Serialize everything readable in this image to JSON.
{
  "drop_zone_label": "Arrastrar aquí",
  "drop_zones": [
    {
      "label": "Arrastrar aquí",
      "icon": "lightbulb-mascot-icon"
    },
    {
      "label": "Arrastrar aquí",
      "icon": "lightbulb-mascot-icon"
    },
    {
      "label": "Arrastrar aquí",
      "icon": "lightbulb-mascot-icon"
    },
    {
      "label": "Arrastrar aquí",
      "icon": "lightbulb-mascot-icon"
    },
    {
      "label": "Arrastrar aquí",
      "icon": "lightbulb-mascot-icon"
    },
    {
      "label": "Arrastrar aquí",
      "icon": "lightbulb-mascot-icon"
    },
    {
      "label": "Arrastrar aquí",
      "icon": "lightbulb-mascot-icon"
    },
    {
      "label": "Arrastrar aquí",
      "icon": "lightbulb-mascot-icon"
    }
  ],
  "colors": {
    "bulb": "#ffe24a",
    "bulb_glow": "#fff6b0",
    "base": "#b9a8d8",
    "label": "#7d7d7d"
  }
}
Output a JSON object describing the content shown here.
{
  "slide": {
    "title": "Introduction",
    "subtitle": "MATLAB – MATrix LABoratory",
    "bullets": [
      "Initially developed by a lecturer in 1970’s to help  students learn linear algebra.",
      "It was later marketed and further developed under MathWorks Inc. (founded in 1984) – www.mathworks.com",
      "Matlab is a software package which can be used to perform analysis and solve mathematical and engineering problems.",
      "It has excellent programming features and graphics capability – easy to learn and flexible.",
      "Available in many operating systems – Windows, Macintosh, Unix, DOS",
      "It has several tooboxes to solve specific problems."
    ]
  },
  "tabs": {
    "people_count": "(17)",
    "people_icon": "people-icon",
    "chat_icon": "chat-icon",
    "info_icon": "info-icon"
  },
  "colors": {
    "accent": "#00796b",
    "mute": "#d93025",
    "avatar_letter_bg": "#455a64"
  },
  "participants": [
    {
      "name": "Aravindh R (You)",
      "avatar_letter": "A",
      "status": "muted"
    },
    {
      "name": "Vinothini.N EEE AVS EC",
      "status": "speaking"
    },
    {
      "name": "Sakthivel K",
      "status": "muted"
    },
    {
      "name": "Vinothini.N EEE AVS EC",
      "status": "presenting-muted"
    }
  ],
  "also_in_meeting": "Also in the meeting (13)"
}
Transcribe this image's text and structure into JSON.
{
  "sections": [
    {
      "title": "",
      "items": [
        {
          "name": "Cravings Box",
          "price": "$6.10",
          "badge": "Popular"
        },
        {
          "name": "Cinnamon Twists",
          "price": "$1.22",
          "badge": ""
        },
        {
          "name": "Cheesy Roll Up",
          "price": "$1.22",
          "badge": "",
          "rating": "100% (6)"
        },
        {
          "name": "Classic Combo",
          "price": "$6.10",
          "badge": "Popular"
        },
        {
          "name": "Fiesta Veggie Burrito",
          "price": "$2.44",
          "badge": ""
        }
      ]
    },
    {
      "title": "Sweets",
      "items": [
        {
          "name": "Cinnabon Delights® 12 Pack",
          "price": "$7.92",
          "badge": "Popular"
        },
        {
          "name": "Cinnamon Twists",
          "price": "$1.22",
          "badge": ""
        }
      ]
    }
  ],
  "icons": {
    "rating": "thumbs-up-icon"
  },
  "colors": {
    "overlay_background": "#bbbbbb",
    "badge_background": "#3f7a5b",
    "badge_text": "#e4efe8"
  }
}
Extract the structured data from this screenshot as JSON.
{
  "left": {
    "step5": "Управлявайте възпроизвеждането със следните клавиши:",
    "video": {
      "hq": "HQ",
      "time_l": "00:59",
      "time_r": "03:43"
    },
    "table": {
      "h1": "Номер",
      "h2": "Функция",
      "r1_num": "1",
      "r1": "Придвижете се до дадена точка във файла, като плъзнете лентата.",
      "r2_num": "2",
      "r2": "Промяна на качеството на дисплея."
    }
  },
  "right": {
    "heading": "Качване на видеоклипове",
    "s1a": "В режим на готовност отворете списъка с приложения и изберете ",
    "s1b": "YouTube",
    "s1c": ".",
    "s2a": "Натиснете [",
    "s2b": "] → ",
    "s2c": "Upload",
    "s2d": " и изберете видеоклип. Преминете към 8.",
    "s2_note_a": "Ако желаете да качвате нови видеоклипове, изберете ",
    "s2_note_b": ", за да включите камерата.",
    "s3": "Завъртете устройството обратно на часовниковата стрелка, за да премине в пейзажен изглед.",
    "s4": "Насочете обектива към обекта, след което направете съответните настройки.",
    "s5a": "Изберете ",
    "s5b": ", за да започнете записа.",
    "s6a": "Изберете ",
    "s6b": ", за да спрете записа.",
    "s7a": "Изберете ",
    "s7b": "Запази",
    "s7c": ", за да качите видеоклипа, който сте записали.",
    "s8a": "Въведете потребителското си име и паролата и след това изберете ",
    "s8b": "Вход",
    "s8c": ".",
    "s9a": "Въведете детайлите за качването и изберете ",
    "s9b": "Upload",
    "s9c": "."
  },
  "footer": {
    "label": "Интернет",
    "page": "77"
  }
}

▶ _EXERCISE PROMPT_:
Identify every line where the string "problems" appears.

▶ _FINAL RESULT_:
      "Matlab is a software package which can be used to perform analysis and solve mathematical and engineering problems.",
      "It has several tooboxes to solve specific problems."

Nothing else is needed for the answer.